-- Begin --

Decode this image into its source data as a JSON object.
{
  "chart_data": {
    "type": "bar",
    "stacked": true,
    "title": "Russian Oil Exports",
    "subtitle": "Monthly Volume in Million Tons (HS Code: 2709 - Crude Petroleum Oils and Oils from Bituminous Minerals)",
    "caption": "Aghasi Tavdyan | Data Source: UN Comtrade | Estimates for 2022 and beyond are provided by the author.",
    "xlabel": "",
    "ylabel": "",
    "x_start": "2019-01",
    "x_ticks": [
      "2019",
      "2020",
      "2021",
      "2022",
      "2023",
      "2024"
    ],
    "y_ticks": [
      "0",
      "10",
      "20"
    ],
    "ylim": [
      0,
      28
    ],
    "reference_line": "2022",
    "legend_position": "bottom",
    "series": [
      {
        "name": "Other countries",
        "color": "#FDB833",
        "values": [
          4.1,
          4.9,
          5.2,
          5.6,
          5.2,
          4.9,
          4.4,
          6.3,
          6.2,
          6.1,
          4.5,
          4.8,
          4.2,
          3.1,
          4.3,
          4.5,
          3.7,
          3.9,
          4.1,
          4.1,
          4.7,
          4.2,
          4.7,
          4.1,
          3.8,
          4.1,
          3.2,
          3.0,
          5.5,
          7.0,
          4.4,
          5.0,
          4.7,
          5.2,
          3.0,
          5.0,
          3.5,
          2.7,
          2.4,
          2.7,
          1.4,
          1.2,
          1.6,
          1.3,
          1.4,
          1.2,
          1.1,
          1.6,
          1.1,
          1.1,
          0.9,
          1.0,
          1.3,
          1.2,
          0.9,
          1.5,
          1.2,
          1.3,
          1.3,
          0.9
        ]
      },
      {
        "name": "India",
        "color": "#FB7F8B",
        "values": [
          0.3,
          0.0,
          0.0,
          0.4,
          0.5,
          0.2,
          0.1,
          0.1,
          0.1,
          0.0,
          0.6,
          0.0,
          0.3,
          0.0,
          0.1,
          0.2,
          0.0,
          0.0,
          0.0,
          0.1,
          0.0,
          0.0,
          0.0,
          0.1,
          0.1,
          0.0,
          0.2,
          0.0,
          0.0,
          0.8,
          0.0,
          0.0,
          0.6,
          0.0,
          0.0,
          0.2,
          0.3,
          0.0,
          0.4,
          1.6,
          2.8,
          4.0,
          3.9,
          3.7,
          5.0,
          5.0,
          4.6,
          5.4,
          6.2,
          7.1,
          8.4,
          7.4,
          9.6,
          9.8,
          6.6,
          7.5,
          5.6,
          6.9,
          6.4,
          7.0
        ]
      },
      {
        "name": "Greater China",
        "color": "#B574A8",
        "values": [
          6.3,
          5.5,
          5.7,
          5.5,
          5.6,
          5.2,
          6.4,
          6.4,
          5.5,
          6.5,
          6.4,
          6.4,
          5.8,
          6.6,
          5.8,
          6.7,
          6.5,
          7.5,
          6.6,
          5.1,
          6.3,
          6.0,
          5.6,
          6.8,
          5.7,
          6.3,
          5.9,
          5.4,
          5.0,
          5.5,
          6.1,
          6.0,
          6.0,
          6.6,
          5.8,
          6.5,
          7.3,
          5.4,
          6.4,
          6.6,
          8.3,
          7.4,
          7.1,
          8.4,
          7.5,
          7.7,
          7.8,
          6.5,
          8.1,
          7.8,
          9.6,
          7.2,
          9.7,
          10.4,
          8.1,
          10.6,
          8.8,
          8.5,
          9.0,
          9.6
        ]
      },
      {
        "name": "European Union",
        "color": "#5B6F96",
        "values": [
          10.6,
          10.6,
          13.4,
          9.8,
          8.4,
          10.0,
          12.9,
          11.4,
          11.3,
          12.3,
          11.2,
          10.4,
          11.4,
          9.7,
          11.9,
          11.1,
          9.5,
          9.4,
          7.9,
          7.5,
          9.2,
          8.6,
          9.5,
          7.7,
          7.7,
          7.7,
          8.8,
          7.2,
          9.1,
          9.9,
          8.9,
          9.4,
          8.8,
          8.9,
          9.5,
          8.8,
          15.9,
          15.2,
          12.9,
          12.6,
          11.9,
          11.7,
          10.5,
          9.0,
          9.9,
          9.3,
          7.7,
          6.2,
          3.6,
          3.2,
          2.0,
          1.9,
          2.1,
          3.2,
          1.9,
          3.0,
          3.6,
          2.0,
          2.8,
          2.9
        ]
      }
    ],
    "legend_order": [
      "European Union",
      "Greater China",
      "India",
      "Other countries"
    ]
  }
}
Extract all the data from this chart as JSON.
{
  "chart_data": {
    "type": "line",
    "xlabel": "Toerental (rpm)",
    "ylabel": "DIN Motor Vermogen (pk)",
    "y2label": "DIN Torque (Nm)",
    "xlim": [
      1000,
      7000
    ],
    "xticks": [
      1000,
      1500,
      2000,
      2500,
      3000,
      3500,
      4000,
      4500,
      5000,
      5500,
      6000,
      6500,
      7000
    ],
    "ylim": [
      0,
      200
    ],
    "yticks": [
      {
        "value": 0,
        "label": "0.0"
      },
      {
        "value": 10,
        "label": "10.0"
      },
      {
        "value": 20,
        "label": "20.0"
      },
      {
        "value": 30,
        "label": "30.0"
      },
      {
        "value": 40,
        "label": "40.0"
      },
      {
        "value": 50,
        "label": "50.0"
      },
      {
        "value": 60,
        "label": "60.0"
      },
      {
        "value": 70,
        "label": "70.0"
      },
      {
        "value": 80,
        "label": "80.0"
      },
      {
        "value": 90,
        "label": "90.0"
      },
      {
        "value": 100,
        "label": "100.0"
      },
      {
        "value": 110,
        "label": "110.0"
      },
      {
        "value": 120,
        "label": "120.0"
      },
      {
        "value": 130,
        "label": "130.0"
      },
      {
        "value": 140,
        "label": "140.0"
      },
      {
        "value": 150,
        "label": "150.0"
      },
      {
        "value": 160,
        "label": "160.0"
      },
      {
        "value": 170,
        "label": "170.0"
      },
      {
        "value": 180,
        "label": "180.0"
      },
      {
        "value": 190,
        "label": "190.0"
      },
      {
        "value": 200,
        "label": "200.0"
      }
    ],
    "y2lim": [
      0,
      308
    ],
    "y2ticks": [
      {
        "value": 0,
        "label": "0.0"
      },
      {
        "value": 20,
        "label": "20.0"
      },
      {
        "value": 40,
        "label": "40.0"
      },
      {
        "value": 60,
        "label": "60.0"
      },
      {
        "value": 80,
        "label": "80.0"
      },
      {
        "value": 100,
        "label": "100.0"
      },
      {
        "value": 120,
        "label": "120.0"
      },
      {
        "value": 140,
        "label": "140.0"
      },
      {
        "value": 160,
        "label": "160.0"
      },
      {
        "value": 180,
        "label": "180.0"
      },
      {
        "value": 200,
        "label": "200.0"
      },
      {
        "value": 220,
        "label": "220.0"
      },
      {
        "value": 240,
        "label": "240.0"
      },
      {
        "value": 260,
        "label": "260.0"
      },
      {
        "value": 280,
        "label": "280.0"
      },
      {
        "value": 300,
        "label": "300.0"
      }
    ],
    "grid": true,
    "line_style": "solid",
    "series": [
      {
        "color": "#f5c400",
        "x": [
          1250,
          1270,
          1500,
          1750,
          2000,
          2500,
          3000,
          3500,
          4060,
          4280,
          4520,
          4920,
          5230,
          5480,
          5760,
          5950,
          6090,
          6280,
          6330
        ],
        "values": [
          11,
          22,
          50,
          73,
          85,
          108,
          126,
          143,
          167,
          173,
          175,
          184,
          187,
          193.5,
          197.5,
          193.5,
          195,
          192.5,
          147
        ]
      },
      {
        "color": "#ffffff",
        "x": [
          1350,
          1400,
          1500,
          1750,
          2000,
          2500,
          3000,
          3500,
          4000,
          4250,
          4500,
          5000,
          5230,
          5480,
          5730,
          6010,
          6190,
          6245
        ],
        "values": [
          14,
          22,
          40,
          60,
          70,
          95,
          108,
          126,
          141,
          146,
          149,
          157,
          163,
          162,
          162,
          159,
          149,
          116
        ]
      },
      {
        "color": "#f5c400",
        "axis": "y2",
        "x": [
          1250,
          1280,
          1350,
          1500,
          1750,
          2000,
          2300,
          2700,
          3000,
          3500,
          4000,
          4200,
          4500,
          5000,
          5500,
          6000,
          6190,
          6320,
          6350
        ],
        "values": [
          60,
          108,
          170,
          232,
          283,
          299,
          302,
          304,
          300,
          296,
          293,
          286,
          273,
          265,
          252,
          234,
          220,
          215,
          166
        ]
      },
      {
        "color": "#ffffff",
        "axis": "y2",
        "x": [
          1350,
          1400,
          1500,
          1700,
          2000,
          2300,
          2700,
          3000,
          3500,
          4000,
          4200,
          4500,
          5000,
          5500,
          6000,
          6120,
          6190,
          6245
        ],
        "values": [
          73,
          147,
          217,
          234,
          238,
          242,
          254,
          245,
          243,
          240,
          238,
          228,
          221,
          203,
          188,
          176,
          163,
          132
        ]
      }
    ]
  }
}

-- End --

> _Exercise instructions_
Check each line of the records for "Other" and copy the ones that contain it.

> _The completed task_
        "name": "Other countries",
      "Other countries"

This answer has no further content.